Please copy every line of the records below that holds the word "caption".

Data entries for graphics
----

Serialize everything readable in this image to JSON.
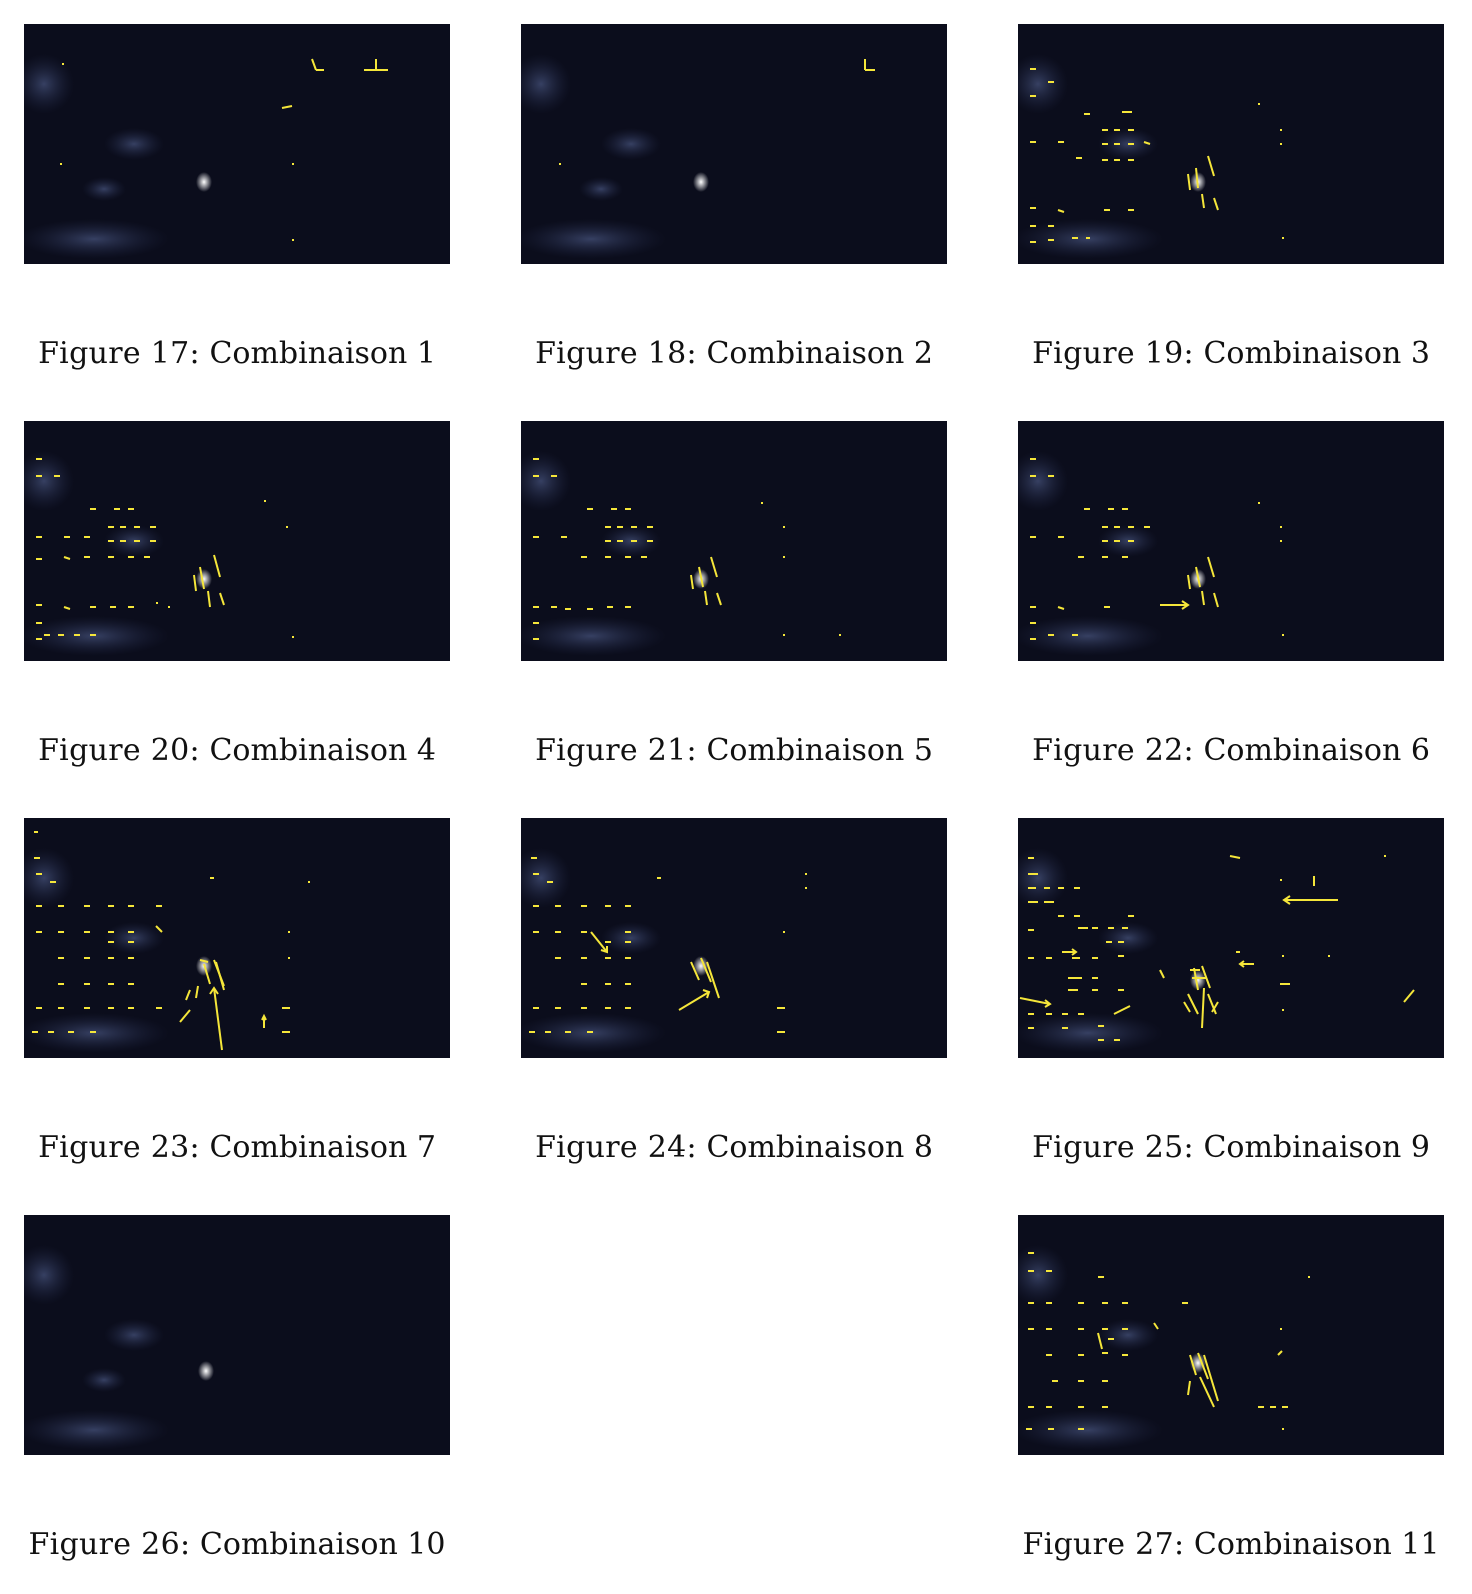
{
  "figures": [
    {
      "label": "Figure 17:",
      "caption": "Combinaison 1",
      "overlay": "sparse"
    },
    {
      "label": "Figure 18:",
      "caption": "Combinaison 2",
      "overlay": "minimal"
    },
    {
      "label": "Figure 19:",
      "caption": "Combinaison 3",
      "overlay": "grid"
    },
    {
      "label": "Figure 20:",
      "caption": "Combinaison 4",
      "overlay": "grid"
    },
    {
      "label": "Figure 21:",
      "caption": "Combinaison 5",
      "overlay": "grid"
    },
    {
      "label": "Figure 22:",
      "caption": "Combinaison 6",
      "overlay": "grid-arrow"
    },
    {
      "label": "Figure 23:",
      "caption": "Combinaison 7",
      "overlay": "dense"
    },
    {
      "label": "Figure 24:",
      "caption": "Combinaison 8",
      "overlay": "dense"
    },
    {
      "label": "Figure 25:",
      "caption": "Combinaison 9",
      "overlay": "very-dense"
    },
    {
      "label": "Figure 26:",
      "caption": "Combinaison 10",
      "overlay": "none"
    },
    {
      "label": "Figure 27:",
      "caption": "Combinaison 11",
      "overlay": "grid"
    }
  ],
  "colors": {
    "frame_background": "#0b0d1c",
    "flow_vectors": "#f5e63a",
    "page": "#ffffff"
  }
}
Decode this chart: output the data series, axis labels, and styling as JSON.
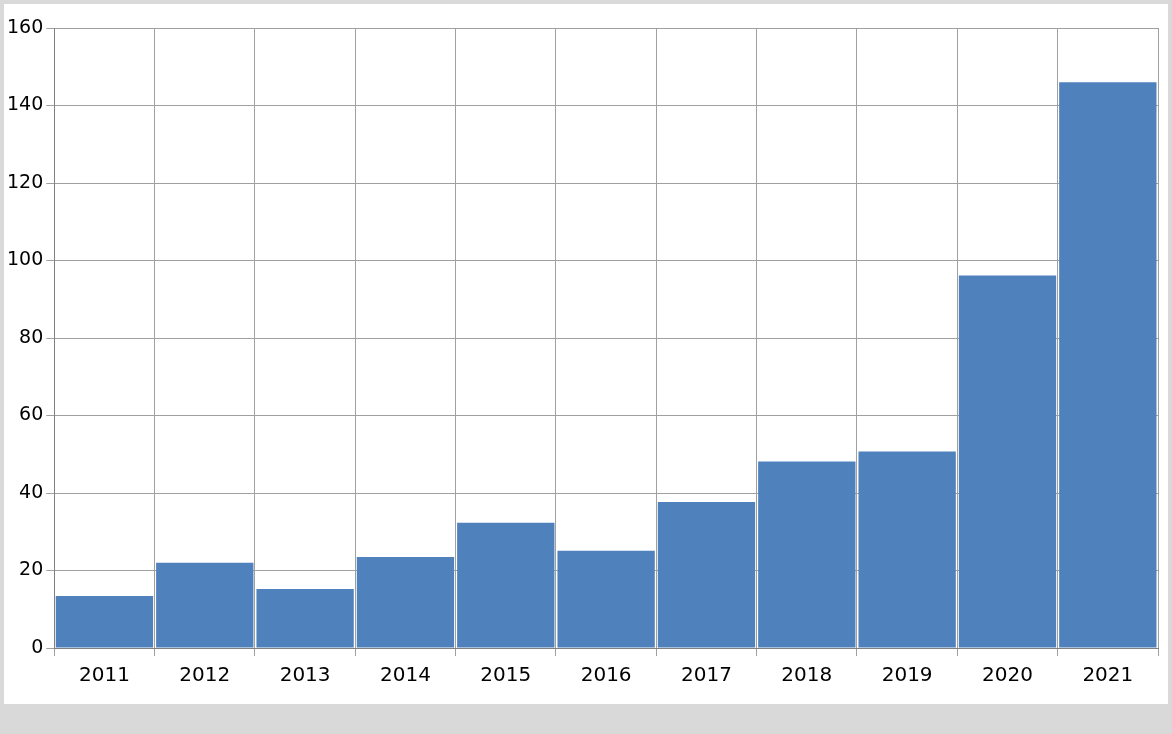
{
  "chart_data": {
    "type": "bar",
    "categories": [
      "2011",
      "2012",
      "2013",
      "2014",
      "2015",
      "2016",
      "2017",
      "2018",
      "2019",
      "2020",
      "2021"
    ],
    "values": [
      13.4,
      22,
      15.2,
      23.5,
      32.3,
      25.1,
      37.7,
      48.1,
      50.7,
      96.1,
      146
    ],
    "color": "#4f81bd",
    "ylim": [
      0,
      160
    ],
    "yticks": [
      0,
      20,
      40,
      60,
      80,
      100,
      120,
      140,
      160
    ],
    "grid": true,
    "legend": false
  }
}
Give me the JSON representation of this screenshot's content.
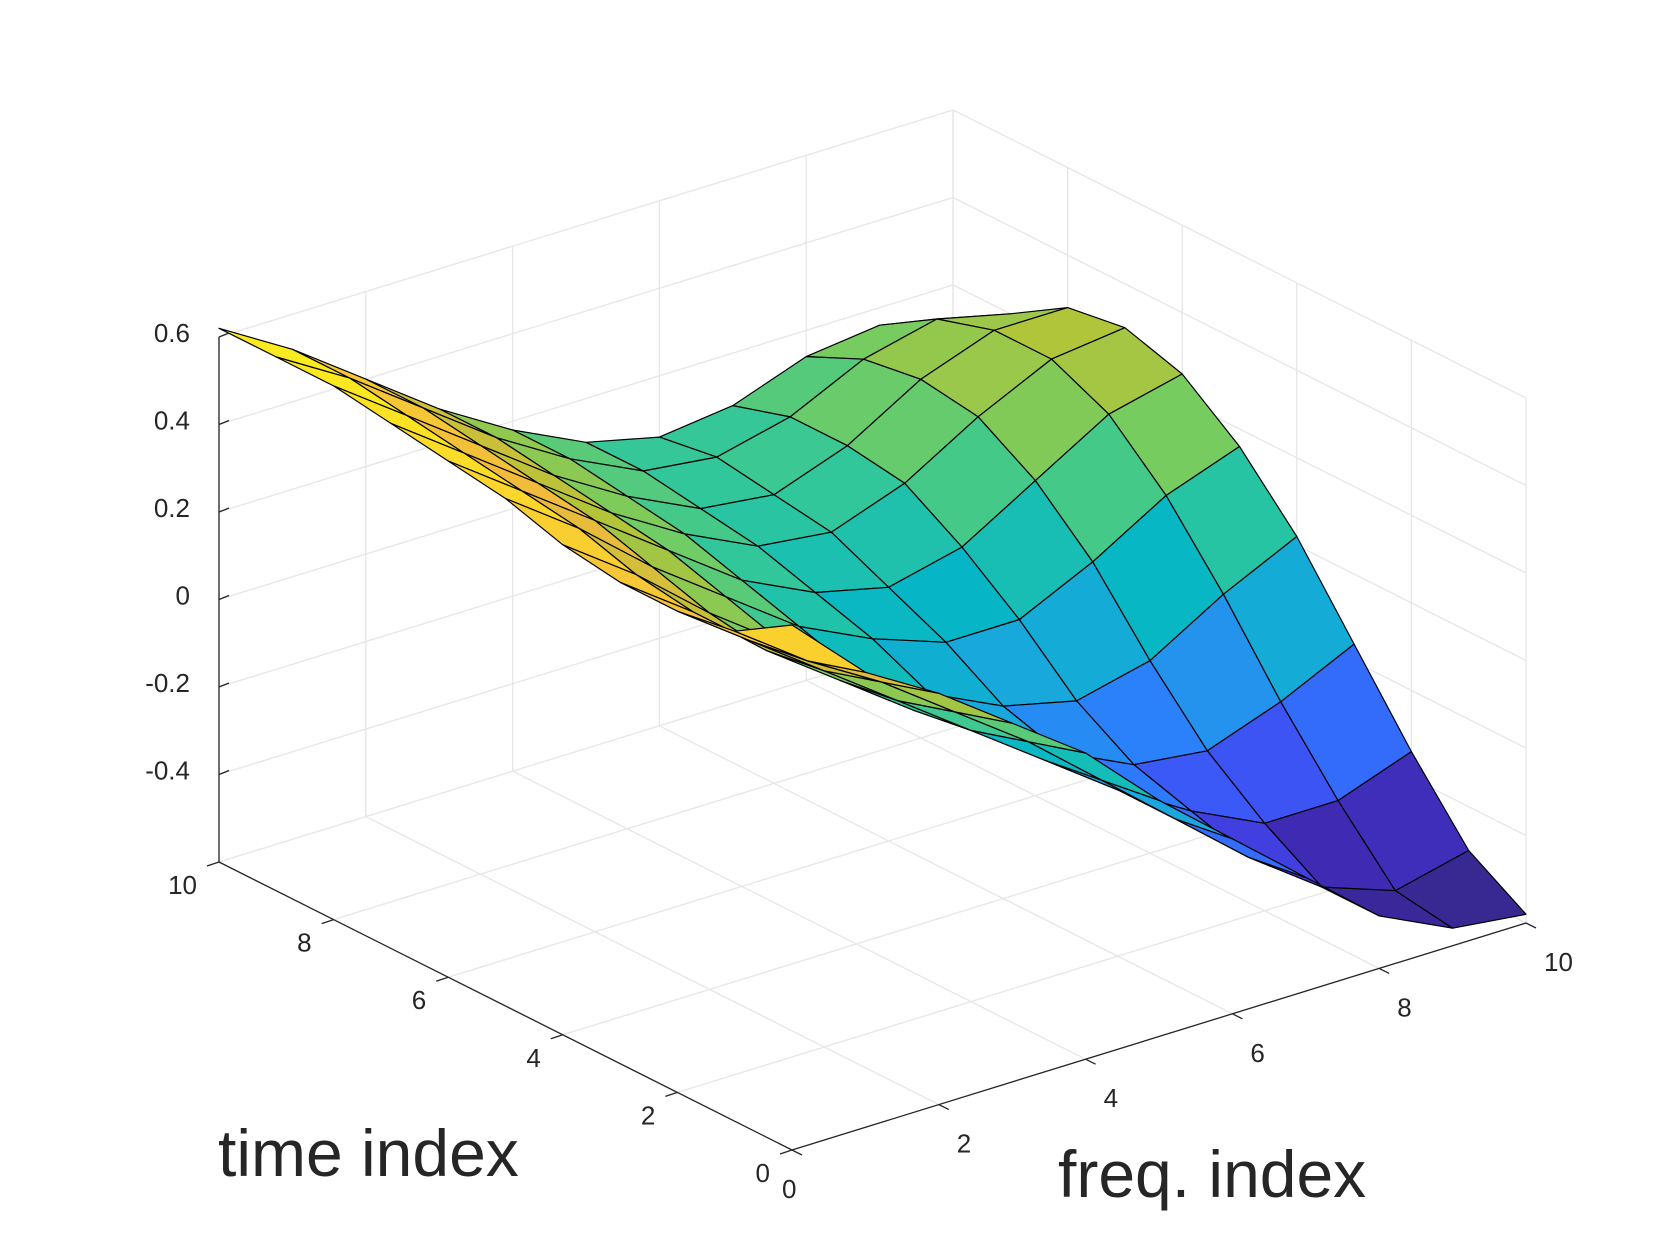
{
  "chart_data": {
    "type": "surface",
    "xlabel": "freq. index",
    "ylabel": "time index",
    "zlabel": "",
    "x": [
      0,
      1,
      2,
      3,
      4,
      5,
      6,
      7,
      8,
      9,
      10
    ],
    "y": [
      0,
      1,
      2,
      3,
      4,
      5,
      6,
      7,
      8,
      9,
      10
    ],
    "xlim": [
      0,
      10
    ],
    "ylim": [
      0,
      10
    ],
    "zlim": [
      -0.6,
      0.6
    ],
    "x_ticks": [
      "0",
      "2",
      "4",
      "6",
      "8",
      "10"
    ],
    "y_ticks": [
      "0",
      "2",
      "4",
      "6",
      "8",
      "10"
    ],
    "z_ticks": [
      "-0.4",
      "-0.2",
      "0",
      "0.2",
      "0.4",
      "0.6"
    ],
    "grid": true,
    "colormap": "parula",
    "colormap_stops": [
      "#352a87",
      "#3e26a8",
      "#4248f2",
      "#2d7aff",
      "#1ca6df",
      "#05b7c6",
      "#2ec79d",
      "#76cc60",
      "#b5c438",
      "#f0b93d",
      "#fcd62c",
      "#f9fb15"
    ],
    "edge_color": "#000000",
    "z": [
      [
        0.6,
        0.44,
        0.34,
        0.22,
        0.1,
        -0.06,
        -0.2,
        -0.34,
        -0.48,
        -0.56,
        -0.58
      ],
      [
        0.52,
        0.4,
        0.3,
        0.18,
        0.06,
        -0.08,
        -0.22,
        -0.36,
        -0.48,
        -0.54,
        -0.5
      ],
      [
        0.5,
        0.38,
        0.26,
        0.14,
        0.02,
        -0.1,
        -0.22,
        -0.32,
        -0.4,
        -0.4,
        -0.34
      ],
      [
        0.5,
        0.38,
        0.24,
        0.12,
        0.0,
        -0.1,
        -0.2,
        -0.28,
        -0.3,
        -0.24,
        -0.16
      ],
      [
        0.52,
        0.4,
        0.26,
        0.14,
        0.02,
        -0.08,
        -0.16,
        -0.2,
        -0.16,
        -0.06,
        0.02
      ],
      [
        0.56,
        0.44,
        0.3,
        0.18,
        0.06,
        -0.02,
        -0.08,
        -0.08,
        0.0,
        0.1,
        0.16
      ],
      [
        0.58,
        0.46,
        0.34,
        0.22,
        0.1,
        0.02,
        -0.02,
        0.02,
        0.12,
        0.22,
        0.26
      ],
      [
        0.6,
        0.48,
        0.36,
        0.24,
        0.14,
        0.06,
        0.04,
        0.1,
        0.2,
        0.28,
        0.3
      ],
      [
        0.62,
        0.5,
        0.38,
        0.26,
        0.16,
        0.08,
        0.06,
        0.12,
        0.22,
        0.28,
        0.28
      ],
      [
        0.62,
        0.52,
        0.4,
        0.28,
        0.18,
        0.1,
        0.08,
        0.12,
        0.2,
        0.24,
        0.2
      ],
      [
        0.62,
        0.52,
        0.4,
        0.28,
        0.18,
        0.1,
        0.06,
        0.08,
        0.14,
        0.16,
        0.1
      ]
    ]
  }
}
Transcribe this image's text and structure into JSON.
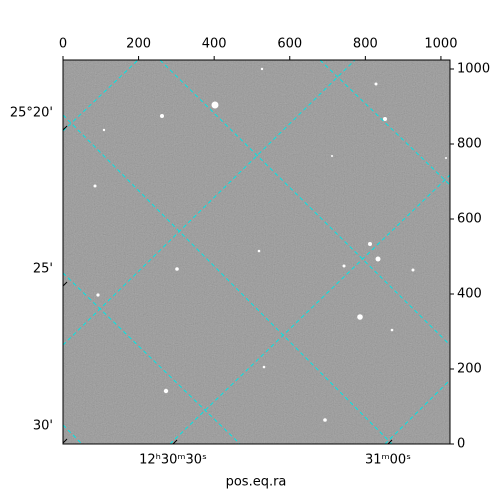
{
  "chart_data": {
    "type": "image",
    "xlim": [
      0,
      1024
    ],
    "ylim": [
      0,
      1024
    ],
    "xticks": [
      0,
      200,
      400,
      600,
      800,
      1000
    ],
    "yticks": [
      0,
      200,
      400,
      600,
      800,
      1000
    ],
    "dec_tick_labels": [
      "25°20'",
      "25'",
      "30'"
    ],
    "ra_tick_labels": [
      "12ʰ30ᵐ30ˢ",
      "31ᵐ00ˢ"
    ],
    "xlabel": "pos.eq.ra",
    "grid": true,
    "grid_color": "#00e5e5"
  }
}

----

Full response >>
      "caption": "Combinaison 1",
      "caption": "Combinaison 2",
      "caption": "Combinaison 3",
      "caption": "Combinaison 4",
      "caption": "Combinaison 5",
      "caption": "Combinaison 6",
      "caption": "Combinaison 7",
      "caption": "Combinaison 8",
      "caption": "Combinaison 9",
      "caption": "Combinaison 10",
      "caption": "Combinaison 11",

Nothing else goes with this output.